### 抜粋文

この発明の副次的な課題は、結露雰囲気でも、ガスセンサの感度が失われないようにすることにある。
【課題を解決するための手段】
【0007】
この発明は、高分子固体電解質膜と、前記固体電解質膜に接触している検知極と、前記固体電解質膜に接触しかつ前記検知極とは非接触である対極と、前記固体電解質膜とは反対側の面で前記検知極を被覆すると共に導電性でかつ多孔質のガス拡散層と、フィルタとを有し、水溜を備えない電気化学ガスセンサにおいて、
前記ガス拡散層が親水性であるか、前記フィルタが親水性の活性炭から成ることを特徴とする。

######
### 項目一覧

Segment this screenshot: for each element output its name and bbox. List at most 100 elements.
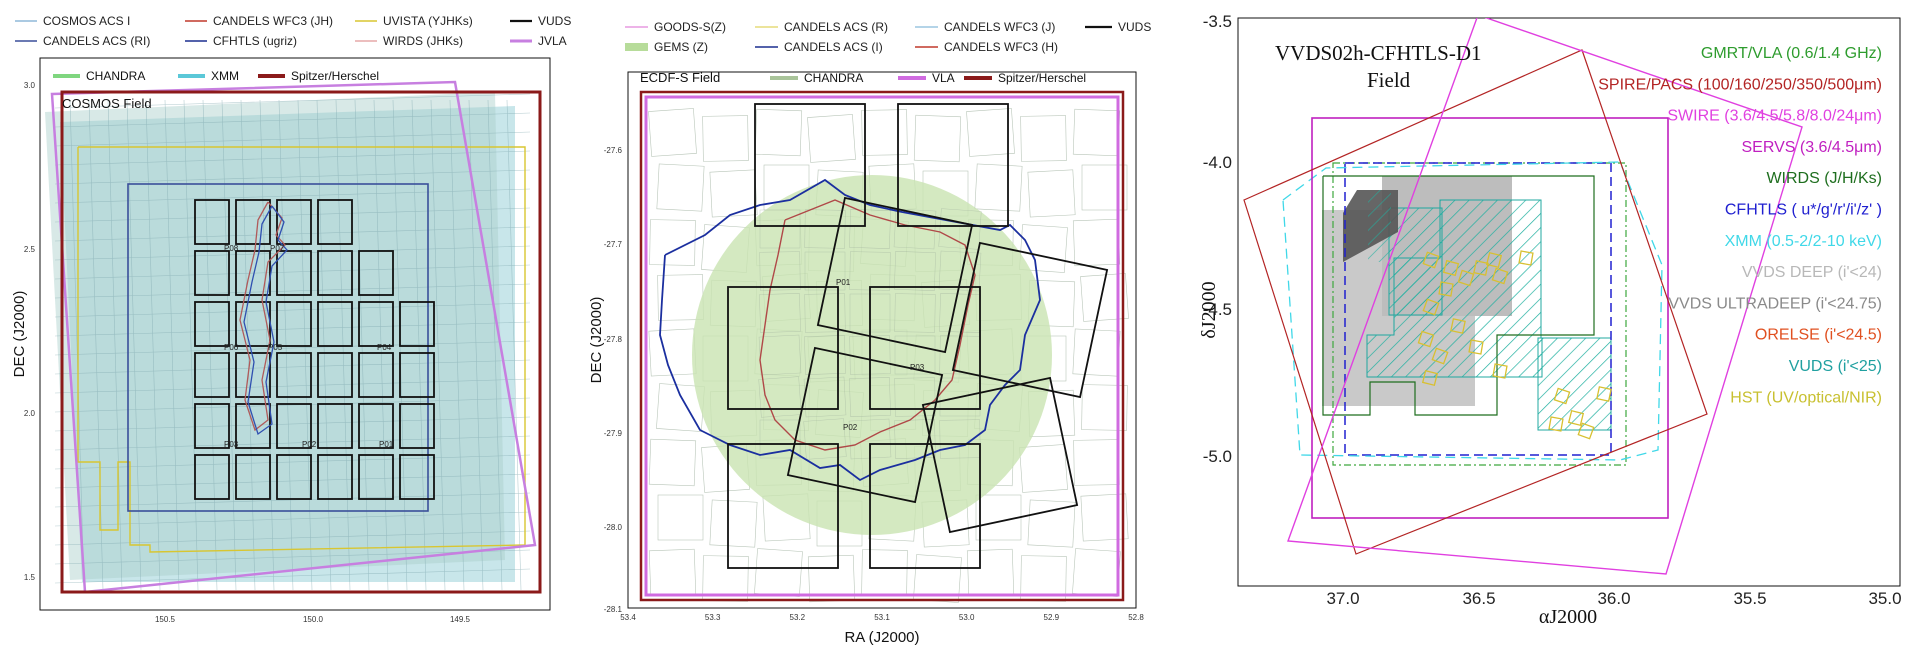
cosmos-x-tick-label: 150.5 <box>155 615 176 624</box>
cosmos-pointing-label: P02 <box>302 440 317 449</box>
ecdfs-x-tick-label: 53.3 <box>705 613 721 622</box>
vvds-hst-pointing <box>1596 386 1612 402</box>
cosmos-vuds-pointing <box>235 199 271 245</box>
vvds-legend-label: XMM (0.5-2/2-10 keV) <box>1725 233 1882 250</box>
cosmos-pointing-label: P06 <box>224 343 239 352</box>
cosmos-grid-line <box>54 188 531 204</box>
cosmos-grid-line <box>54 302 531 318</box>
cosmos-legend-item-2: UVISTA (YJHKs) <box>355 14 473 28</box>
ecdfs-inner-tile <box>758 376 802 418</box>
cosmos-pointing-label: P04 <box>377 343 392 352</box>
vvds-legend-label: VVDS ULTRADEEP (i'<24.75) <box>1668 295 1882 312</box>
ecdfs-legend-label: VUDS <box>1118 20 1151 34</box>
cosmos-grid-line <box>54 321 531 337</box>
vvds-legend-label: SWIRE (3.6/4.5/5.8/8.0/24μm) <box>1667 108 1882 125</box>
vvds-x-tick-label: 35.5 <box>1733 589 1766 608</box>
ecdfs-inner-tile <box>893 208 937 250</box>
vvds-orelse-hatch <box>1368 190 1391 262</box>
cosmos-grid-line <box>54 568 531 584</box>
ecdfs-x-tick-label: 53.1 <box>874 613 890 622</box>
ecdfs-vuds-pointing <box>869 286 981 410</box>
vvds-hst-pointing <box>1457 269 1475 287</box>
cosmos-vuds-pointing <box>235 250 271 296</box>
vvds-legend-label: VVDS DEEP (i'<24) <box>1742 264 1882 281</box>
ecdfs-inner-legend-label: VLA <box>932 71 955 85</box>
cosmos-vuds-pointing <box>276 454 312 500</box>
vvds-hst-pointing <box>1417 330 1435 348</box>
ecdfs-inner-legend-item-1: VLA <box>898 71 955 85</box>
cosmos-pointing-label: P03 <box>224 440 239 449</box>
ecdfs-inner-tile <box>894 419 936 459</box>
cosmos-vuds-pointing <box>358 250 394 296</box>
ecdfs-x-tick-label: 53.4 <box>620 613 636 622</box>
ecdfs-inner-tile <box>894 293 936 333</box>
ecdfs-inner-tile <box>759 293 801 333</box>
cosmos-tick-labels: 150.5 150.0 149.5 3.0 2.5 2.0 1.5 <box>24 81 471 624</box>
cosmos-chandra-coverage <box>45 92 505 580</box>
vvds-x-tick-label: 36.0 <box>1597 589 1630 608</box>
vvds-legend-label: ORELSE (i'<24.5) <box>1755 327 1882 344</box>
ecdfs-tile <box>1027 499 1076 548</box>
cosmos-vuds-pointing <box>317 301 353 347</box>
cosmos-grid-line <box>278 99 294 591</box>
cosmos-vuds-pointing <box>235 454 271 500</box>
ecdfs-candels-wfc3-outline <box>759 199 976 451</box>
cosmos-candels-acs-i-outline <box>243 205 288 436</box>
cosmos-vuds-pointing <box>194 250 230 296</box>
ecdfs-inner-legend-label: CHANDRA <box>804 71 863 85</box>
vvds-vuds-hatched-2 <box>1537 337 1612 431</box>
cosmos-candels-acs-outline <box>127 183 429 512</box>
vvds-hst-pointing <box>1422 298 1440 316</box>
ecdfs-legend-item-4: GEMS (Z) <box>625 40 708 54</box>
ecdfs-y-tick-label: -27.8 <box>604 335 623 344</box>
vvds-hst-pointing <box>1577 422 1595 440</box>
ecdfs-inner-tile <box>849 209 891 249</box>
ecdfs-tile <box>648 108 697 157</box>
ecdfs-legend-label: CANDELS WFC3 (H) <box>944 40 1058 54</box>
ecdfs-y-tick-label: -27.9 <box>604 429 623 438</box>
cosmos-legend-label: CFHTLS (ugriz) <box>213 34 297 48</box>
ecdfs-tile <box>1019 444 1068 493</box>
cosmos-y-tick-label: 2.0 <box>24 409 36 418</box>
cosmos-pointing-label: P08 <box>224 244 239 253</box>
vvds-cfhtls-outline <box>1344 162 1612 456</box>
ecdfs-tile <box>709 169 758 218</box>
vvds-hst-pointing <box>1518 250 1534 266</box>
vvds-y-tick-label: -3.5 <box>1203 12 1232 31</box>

######

**作業指示:**
抜粋文で電気化学ガスセンサが有するとされている構成要素をすべて挙げよ。

**解答:**
高分子固体電解質膜
検知極
対極
ガス拡散層
フィルタ